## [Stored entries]
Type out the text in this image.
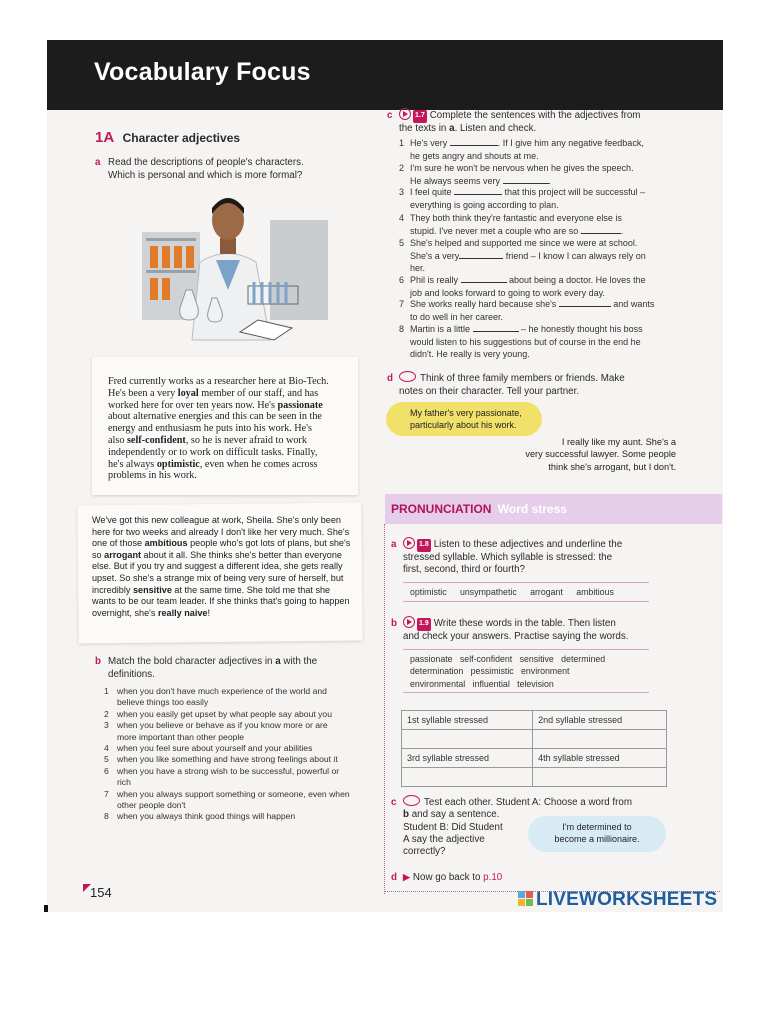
Vocabulary Focus
1A Character adjectives
a Read the descriptions of people's characters.
Which is personal and which is more formal?
Fred currently works as a researcher here at Bio-Tech.
He's been a very loyal member of our staff, and has
worked here for over ten years now. He's passionate
about alternative energies and this can be seen in the
energy and enthusiasm he puts into his work. He's
also self-confident, so he is never afraid to work
independently or to work on difficult tasks. Finally,
he's always optimistic, even when he comes across
problems in his work.
We've got this new colleague at work, Sheila. She's only been
here for two weeks and already I don't like her very much. She's
one of those ambitious people who's got lots of plans, but she's
so arrogant about it all. She thinks she's better than everyone
else. But if you try and suggest a different idea, she gets really
upset. So she's a strange mix of being very sure of herself, but
incredibly sensitive at the same time. She told me that she
wants to be our team leader. If she thinks that's going to happen
overnight, she's really naive!
b Match the bold character adjectives in a with the
definitions.
1 when you don't have much experience of the world and
believe things too easily
2 when you easily get upset by what people say about you
3 when you believe or behave as if you know more or are
more important than other people
4 when you feel sure about yourself and your abilities
5 when you like something and have strong feelings about it
6 when you have a strong wish to be successful, powerful or
rich
7 when you always support something or someone, even when
other people don't
8 when you always think good things will happen
154
c	1.7 Complete the sentences with the adjectives from
the texts in a. Listen and check.
1 He's very	. If I give him any negative feedback,
he gets angry and shouts at me.
2 I'm sure he won't be nervous when he gives the speech.
He always seems very	.
3 I feel quite	that this project will be successful –
everything is going according to plan.
4 They both think they're fantastic and everyone else is
stupid. I've never met a couple who are so	.
5 She's helped and supported me since we were at school.
She's a very	friend – I know I can always rely on
her.
6 Phil is really	about being a doctor. He loves the
job and looks forward to going to work every day.
7 She works really hard because she's	and wants
to do well in her career.
8 Martin is a little	– he honestly thought his boss
would listen to his suggestions but of course in the end he
didn't. He really is very young.
d	Think of three family members or friends. Make
notes on their character. Tell your partner.
My father's very passionate,
particularly about his work.
I really like my aunt. She's a
very successful lawyer. Some people
think she's arrogant, but I don't.
PRONUNCIATION Word stress
a	1.8 Listen to these adjectives and underline the
stressed syllable. Which syllable is stressed: the
first, second, third or fourth?
optimistic unsympathetic arrogant ambitious
b	1.9 Write these words in the table. Then listen
and check your answers. Practise saying the words.
passionate self-confident sensitive determined
determination pessimistic environment
environmental influential television
1st syllable stressed	2nd syllable stressed

3rd syllable stressed	4th syllable stressed

c	Test each other. Student A: Choose a word from
b and say a sentence.
Student B: Did Student
A say the adjective
correctly?
I'm determined to
become a millionaire.
d ▶ Now go back to p.10
LIVEWORKSHEETS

## [WORK REQUIRED]
Transcribe each entry above exactly, apart from the pictures.

## [OUTPUT]
Type out the text in this image.
Vocabulary Focus
1A Character adjectives
a Read the descriptions of people's characters.
Which is personal and which is more formal?
Fred currently works as a researcher here at Bio-Tech.
He's been a very loyal member of our staff, and has
worked here for over ten years now. He's passionate
about alternative energies and this can be seen in the
energy and enthusiasm he puts into his work. He's
also self-confident, so he is never afraid to work
independently or to work on difficult tasks. Finally,
he's always optimistic, even when he comes across
problems in his work.
We've got this new colleague at work, Sheila. She's only been
here for two weeks and already I don't like her very much. She's
one of those ambitious people who's got lots of plans, but she's
so arrogant about it all. She thinks she's better than everyone
else. But if you try and suggest a different idea, she gets really
upset. So she's a strange mix of being very sure of herself, but
incredibly sensitive at the same time. She told me that she
wants to be our team leader. If she thinks that's going to happen
overnight, she's really naive!
b Match the bold character adjectives in a with the
definitions.
1 when you don't have much experience of the world and
believe things too easily
2 when you easily get upset by what people say about you
3 when you believe or behave as if you know more or are
more important than other people
4 when you feel sure about yourself and your abilities
5 when you like something and have strong feelings about it
6 when you have a strong wish to be successful, powerful or
rich
7 when you always support something or someone, even when
other people don't
8 when you always think good things will happen
154
c	1.7 Complete the sentences with the adjectives from
the texts in a. Listen and check.
1 He's very	. If I give him any negative feedback,
he gets angry and shouts at me.
2 I'm sure he won't be nervous when he gives the speech.
He always seems very	.
3 I feel quite	that this project will be successful –
everything is going according to plan.
4 They both think they're fantastic and everyone else is
stupid. I've never met a couple who are so	.
5 She's helped and supported me since we were at school.
She's a very	friend – I know I can always rely on
her.
6 Phil is really	about being a doctor. He loves the
job and looks forward to going to work every day.
7 She works really hard because she's	and wants
to do well in her career.
8 Martin is a little	– he honestly thought his boss
would listen to his suggestions but of course in the end he
didn't. He really is very young.
d	Think of three family members or friends. Make
notes on their character. Tell your partner.
My father's very passionate,
particularly about his work.
I really like my aunt. She's a
very successful lawyer. Some people
think she's arrogant, but I don't.
PRONUNCIATION Word stress
a	1.8 Listen to these adjectives and underline the
stressed syllable. Which syllable is stressed: the
first, second, third or fourth?
optimistic unsympathetic arrogant ambitious
b	1.9 Write these words in the table. Then listen
and check your answers. Practise saying the words.
passionate self-confident sensitive determined
determination pessimistic environment
environmental influential television
1st syllable stressed	2nd syllable stressed

3rd syllable stressed	4th syllable stressed

c	Test each other. Student A: Choose a word from
b and say a sentence.
Student B: Did Student
A say the adjective
correctly?
I'm determined to
become a millionaire.
d ▶ Now go back to p.10
LIVEWORKSHEETS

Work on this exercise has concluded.